Provided information:

>> Begin

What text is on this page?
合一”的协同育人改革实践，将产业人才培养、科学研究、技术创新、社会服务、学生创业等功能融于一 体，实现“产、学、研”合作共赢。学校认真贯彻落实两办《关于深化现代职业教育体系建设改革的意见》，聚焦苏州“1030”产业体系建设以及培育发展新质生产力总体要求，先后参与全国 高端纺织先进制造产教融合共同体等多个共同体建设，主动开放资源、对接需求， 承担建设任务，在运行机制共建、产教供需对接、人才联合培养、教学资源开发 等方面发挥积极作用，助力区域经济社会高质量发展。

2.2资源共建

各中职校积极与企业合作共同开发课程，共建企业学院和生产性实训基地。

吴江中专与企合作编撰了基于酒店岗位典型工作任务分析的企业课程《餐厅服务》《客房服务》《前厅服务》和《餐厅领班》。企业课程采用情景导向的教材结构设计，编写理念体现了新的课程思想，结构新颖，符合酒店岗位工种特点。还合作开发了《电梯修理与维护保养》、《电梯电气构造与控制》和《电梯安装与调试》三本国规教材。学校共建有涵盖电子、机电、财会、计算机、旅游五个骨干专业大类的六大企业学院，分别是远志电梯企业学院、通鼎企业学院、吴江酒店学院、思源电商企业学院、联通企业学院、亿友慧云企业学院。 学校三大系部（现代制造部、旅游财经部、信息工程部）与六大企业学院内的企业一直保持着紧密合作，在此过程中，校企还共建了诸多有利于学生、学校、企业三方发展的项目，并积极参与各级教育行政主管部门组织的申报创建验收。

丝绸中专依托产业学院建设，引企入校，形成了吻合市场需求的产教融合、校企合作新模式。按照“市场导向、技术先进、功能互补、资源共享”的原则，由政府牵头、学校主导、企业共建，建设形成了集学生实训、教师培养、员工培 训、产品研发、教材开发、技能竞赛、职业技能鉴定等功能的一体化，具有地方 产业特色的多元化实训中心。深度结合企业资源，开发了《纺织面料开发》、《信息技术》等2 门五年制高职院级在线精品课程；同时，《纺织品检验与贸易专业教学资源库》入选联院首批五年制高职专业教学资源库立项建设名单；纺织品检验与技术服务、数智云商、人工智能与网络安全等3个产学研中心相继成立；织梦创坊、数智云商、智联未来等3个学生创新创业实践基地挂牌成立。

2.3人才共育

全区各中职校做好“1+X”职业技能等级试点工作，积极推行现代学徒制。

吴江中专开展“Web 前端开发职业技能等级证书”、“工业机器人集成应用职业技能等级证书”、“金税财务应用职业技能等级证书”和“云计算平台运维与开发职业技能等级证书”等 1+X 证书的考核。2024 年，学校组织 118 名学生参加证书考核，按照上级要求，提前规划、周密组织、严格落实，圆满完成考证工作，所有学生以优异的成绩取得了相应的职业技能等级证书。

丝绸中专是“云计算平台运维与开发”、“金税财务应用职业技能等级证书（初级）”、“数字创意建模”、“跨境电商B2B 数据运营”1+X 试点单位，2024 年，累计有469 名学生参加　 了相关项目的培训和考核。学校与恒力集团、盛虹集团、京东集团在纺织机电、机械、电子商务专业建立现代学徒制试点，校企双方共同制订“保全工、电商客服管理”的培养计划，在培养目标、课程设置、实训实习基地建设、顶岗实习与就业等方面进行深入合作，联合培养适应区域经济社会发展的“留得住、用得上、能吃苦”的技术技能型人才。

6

>> End

Exercise objective: Print out every record again, exactly and in full.

Task output:
What text is on this page?
合一”的协同育人改革实践，将产业人才培养、科学研究、技术创新、社会服务、学生创业等功能融于一 体，实现“产、学、研”合作共赢。学校认真贯彻落实两办《关于深化现代职业教育体系建设改革的意见》，聚焦苏州“1030”产业体系建设以及培育发展新质生产力总体要求，先后参与全国 高端纺织先进制造产教融合共同体等多个共同体建设，主动开放资源、对接需求， 承担建设任务，在运行机制共建、产教供需对接、人才联合培养、教学资源开发 等方面发挥积极作用，助力区域经济社会高质量发展。

2.2资源共建

各中职校积极与企业合作共同开发课程，共建企业学院和生产性实训基地。

吴江中专与企合作编撰了基于酒店岗位典型工作任务分析的企业课程《餐厅服务》《客房服务》《前厅服务》和《餐厅领班》。企业课程采用情景导向的教材结构设计，编写理念体现了新的课程思想，结构新颖，符合酒店岗位工种特点。还合作开发了《电梯修理与维护保养》、《电梯电气构造与控制》和《电梯安装与调试》三本国规教材。学校共建有涵盖电子、机电、财会、计算机、旅游五个骨干专业大类的六大企业学院，分别是远志电梯企业学院、通鼎企业学院、吴江酒店学院、思源电商企业学院、联通企业学院、亿友慧云企业学院。 学校三大系部（现代制造部、旅游财经部、信息工程部）与六大企业学院内的企业一直保持着紧密合作，在此过程中，校企还共建了诸多有利于学生、学校、企业三方发展的项目，并积极参与各级教育行政主管部门组织的申报创建验收。

丝绸中专依托产业学院建设，引企入校，形成了吻合市场需求的产教融合、校企合作新模式。按照“市场导向、技术先进、功能互补、资源共享”的原则，由政府牵头、学校主导、企业共建，建设形成了集学生实训、教师培养、员工培 训、产品研发、教材开发、技能竞赛、职业技能鉴定等功能的一体化，具有地方 产业特色的多元化实训中心。深度结合企业资源，开发了《纺织面料开发》、《信息技术》等2 门五年制高职院级在线精品课程；同时，《纺织品检验与贸易专业教学资源库》入选联院首批五年制高职专业教学资源库立项建设名单；纺织品检验与技术服务、数智云商、人工智能与网络安全等3个产学研中心相继成立；织梦创坊、数智云商、智联未来等3个学生创新创业实践基地挂牌成立。

2.3人才共育

全区各中职校做好“1+X”职业技能等级试点工作，积极推行现代学徒制。

吴江中专开展“Web 前端开发职业技能等级证书”、“工业机器人集成应用职业技能等级证书”、“金税财务应用职业技能等级证书”和“云计算平台运维与开发职业技能等级证书”等 1+X 证书的考核。2024 年，学校组织 118 名学生参加证书考核，按照上级要求，提前规划、周密组织、严格落实，圆满完成考证工作，所有学生以优异的成绩取得了相应的职业技能等级证书。

丝绸中专是“云计算平台运维与开发”、“金税财务应用职业技能等级证书（初级）”、“数字创意建模”、“跨境电商B2B 数据运营”1+X 试点单位，2024 年，累计有469 名学生参加　 了相关项目的培训和考核。学校与恒力集团、盛虹集团、京东集团在纺织机电、机械、电子商务专业建立现代学徒制试点，校企双方共同制订“保全工、电商客服管理”的培养计划，在培养目标、课程设置、实训实习基地建设、顶岗实习与就业等方面进行深入合作，联合培养适应区域经济社会发展的“留得住、用得上、能吃苦”的技术技能型人才。

6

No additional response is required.